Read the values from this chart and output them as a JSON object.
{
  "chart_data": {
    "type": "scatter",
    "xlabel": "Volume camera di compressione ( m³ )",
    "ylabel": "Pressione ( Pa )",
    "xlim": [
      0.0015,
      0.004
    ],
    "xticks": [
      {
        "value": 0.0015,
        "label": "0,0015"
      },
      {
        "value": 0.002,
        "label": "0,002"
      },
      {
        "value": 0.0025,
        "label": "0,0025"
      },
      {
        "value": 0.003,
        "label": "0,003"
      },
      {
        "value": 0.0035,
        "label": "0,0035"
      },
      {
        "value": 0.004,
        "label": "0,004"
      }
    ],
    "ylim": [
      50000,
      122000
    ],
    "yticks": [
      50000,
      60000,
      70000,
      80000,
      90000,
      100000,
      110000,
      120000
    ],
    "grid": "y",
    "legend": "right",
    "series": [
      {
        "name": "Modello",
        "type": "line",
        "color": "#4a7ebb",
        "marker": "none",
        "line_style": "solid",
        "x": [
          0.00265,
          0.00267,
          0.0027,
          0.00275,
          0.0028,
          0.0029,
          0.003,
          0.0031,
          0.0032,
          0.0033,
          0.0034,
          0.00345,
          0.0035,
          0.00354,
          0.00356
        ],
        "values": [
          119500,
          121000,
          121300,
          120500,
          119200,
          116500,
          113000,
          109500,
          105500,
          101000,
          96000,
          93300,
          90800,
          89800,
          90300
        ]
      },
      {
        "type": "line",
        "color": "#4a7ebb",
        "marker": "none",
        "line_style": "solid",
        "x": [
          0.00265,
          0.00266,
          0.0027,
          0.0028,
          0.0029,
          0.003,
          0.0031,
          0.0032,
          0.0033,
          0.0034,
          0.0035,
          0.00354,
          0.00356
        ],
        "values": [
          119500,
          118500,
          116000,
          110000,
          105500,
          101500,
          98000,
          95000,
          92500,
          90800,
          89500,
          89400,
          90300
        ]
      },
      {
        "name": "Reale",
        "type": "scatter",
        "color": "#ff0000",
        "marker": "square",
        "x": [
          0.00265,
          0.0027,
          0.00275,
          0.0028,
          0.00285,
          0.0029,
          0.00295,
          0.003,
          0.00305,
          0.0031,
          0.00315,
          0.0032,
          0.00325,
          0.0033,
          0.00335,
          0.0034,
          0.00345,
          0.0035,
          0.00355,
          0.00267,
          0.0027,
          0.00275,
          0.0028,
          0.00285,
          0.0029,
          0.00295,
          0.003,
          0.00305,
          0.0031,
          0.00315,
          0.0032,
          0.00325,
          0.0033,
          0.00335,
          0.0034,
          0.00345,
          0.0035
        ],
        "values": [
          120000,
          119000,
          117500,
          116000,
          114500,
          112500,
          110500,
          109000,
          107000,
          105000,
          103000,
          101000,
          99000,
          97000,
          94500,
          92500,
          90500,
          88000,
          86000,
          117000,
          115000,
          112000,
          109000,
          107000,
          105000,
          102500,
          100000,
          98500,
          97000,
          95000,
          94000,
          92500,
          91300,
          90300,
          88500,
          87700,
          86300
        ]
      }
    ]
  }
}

━━━━

Task directions: Write the whole listing out again. Keep every line exactly as it is.

Completed task:
Read the values from this chart and output them as a JSON object.
{
  "chart_data": {
    "type": "scatter",
    "xlabel": "Volume camera di compressione ( m³ )",
    "ylabel": "Pressione ( Pa )",
    "xlim": [
      0.0015,
      0.004
    ],
    "xticks": [
      {
        "value": 0.0015,
        "label": "0,0015"
      },
      {
        "value": 0.002,
        "label": "0,002"
      },
      {
        "value": 0.0025,
        "label": "0,0025"
      },
      {
        "value": 0.003,
        "label": "0,003"
      },
      {
        "value": 0.0035,
        "label": "0,0035"
      },
      {
        "value": 0.004,
        "label": "0,004"
      }
    ],
    "ylim": [
      50000,
      122000
    ],
    "yticks": [
      50000,
      60000,
      70000,
      80000,
      90000,
      100000,
      110000,
      120000
    ],
    "grid": "y",
    "legend": "right",
    "series": [
      {
        "name": "Modello",
        "type": "line",
        "color": "#4a7ebb",
        "marker": "none",
        "line_style": "solid",
        "x": [
          0.00265,
          0.00267,
          0.0027,
          0.00275,
          0.0028,
          0.0029,
          0.003,
          0.0031,
          0.0032,
          0.0033,
          0.0034,
          0.00345,
          0.0035,
          0.00354,
          0.00356
        ],
        "values": [
          119500,
          121000,
          121300,
          120500,
          119200,
          116500,
          113000,
          109500,
          105500,
          101000,
          96000,
          93300,
          90800,
          89800,
          90300
        ]
      },
      {
        "type": "line",
        "color": "#4a7ebb",
        "marker": "none",
        "line_style": "solid",
        "x": [
          0.00265,
          0.00266,
          0.0027,
          0.0028,
          0.0029,
          0.003,
          0.0031,
          0.0032,
          0.0033,
          0.0034,
          0.0035,
          0.00354,
          0.00356
        ],
        "values": [
          119500,
          118500,
          116000,
          110000,
          105500,
          101500,
          98000,
          95000,
          92500,
          90800,
          89500,
          89400,
          90300
        ]
      },
      {
        "name": "Reale",
        "type": "scatter",
        "color": "#ff0000",
        "marker": "square",
        "x": [
          0.00265,
          0.0027,
          0.00275,
          0.0028,
          0.00285,
          0.0029,
          0.00295,
          0.003,
          0.00305,
          0.0031,
          0.00315,
          0.0032,
          0.00325,
          0.0033,
          0.00335,
          0.0034,
          0.00345,
          0.0035,
          0.00355,
          0.00267,
          0.0027,
          0.00275,
          0.0028,
          0.00285,
          0.0029,
          0.00295,
          0.003,
          0.00305,
          0.0031,
          0.00315,
          0.0032,
          0.00325,
          0.0033,
          0.00335,
          0.0034,
          0.00345,
          0.0035
        ],
        "values": [
          120000,
          119000,
          117500,
          116000,
          114500,
          112500,
          110500,
          109000,
          107000,
          105000,
          103000,
          101000,
          99000,
          97000,
          94500,
          92500,
          90500,
          88000,
          86000,
          117000,
          115000,
          112000,
          109000,
          107000,
          105000,
          102500,
          100000,
          98500,
          97000,
          95000,
          94000,
          92500,
          91300,
          90300,
          88500,
          87700,
          86300
        ]
      }
    ]
  }
}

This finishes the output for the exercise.